◆ What to work on:
Provide the data again in its entirety, exactly as given.

◆ Supplied data:

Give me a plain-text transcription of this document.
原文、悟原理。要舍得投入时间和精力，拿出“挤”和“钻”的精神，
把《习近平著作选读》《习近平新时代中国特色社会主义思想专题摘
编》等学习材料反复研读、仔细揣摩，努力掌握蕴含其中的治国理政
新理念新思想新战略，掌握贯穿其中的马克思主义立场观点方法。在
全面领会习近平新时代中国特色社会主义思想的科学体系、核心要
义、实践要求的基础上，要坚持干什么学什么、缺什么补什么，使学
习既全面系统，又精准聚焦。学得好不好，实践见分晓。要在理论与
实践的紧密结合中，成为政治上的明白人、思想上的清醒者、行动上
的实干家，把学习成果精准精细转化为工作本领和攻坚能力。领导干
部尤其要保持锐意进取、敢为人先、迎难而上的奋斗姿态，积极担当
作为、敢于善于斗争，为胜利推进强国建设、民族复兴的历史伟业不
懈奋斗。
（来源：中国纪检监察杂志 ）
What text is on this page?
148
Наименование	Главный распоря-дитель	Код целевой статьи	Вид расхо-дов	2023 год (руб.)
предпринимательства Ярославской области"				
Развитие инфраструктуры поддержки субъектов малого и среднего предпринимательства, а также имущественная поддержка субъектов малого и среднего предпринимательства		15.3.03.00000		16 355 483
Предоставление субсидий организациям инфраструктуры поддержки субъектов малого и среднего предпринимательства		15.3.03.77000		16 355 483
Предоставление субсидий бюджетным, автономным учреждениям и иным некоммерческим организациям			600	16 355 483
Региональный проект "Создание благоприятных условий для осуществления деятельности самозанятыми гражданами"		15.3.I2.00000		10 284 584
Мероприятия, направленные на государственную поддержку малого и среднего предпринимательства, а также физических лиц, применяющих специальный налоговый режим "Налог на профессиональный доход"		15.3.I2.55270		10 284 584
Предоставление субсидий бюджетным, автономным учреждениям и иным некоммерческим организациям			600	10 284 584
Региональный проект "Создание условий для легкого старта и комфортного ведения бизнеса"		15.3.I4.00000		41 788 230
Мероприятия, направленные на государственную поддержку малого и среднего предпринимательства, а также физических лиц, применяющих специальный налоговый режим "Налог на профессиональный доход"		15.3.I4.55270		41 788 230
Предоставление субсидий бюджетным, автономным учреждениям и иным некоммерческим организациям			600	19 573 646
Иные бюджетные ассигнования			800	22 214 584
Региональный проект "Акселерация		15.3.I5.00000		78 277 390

◆ Task result:
Give me a plain-text transcription of this document.
原文、悟原理。要舍得投入时间和精力，拿出“挤”和“钻”的精神，
把《习近平著作选读》《习近平新时代中国特色社会主义思想专题摘
编》等学习材料反复研读、仔细揣摩，努力掌握蕴含其中的治国理政
新理念新思想新战略，掌握贯穿其中的马克思主义立场观点方法。在
全面领会习近平新时代中国特色社会主义思想的科学体系、核心要
义、实践要求的基础上，要坚持干什么学什么、缺什么补什么，使学
习既全面系统，又精准聚焦。学得好不好，实践见分晓。要在理论与
实践的紧密结合中，成为政治上的明白人、思想上的清醒者、行动上
的实干家，把学习成果精准精细转化为工作本领和攻坚能力。领导干
部尤其要保持锐意进取、敢为人先、迎难而上的奋斗姿态，积极担当
作为、敢于善于斗争，为胜利推进强国建设、民族复兴的历史伟业不
懈奋斗。
（来源：中国纪检监察杂志 ）
What text is on this page?
148
Наименование	Главный распоря-дитель	Код целевой статьи	Вид расхо-дов	2023 год (руб.)
предпринимательства Ярославской области"				
Развитие инфраструктуры поддержки субъектов малого и среднего предпринимательства, а также имущественная поддержка субъектов малого и среднего предпринимательства		15.3.03.00000		16 355 483
Предоставление субсидий организациям инфраструктуры поддержки субъектов малого и среднего предпринимательства		15.3.03.77000		16 355 483
Предоставление субсидий бюджетным, автономным учреждениям и иным некоммерческим организациям			600	16 355 483
Региональный проект "Создание благоприятных условий для осуществления деятельности самозанятыми гражданами"		15.3.I2.00000		10 284 584
Мероприятия, направленные на государственную поддержку малого и среднего предпринимательства, а также физических лиц, применяющих специальный налоговый режим "Налог на профессиональный доход"		15.3.I2.55270		10 284 584
Предоставление субсидий бюджетным, автономным учреждениям и иным некоммерческим организациям			600	10 284 584
Региональный проект "Создание условий для легкого старта и комфортного ведения бизнеса"		15.3.I4.00000		41 788 230
Мероприятия, направленные на государственную поддержку малого и среднего предпринимательства, а также физических лиц, применяющих специальный налоговый режим "Налог на профессиональный доход"		15.3.I4.55270		41 788 230
Предоставление субсидий бюджетным, автономным учреждениям и иным некоммерческим организациям			600	19 573 646
Иные бюджетные ассигнования			800	22 214 584
Региональный проект "Акселерация		15.3.I5.00000		78 277 390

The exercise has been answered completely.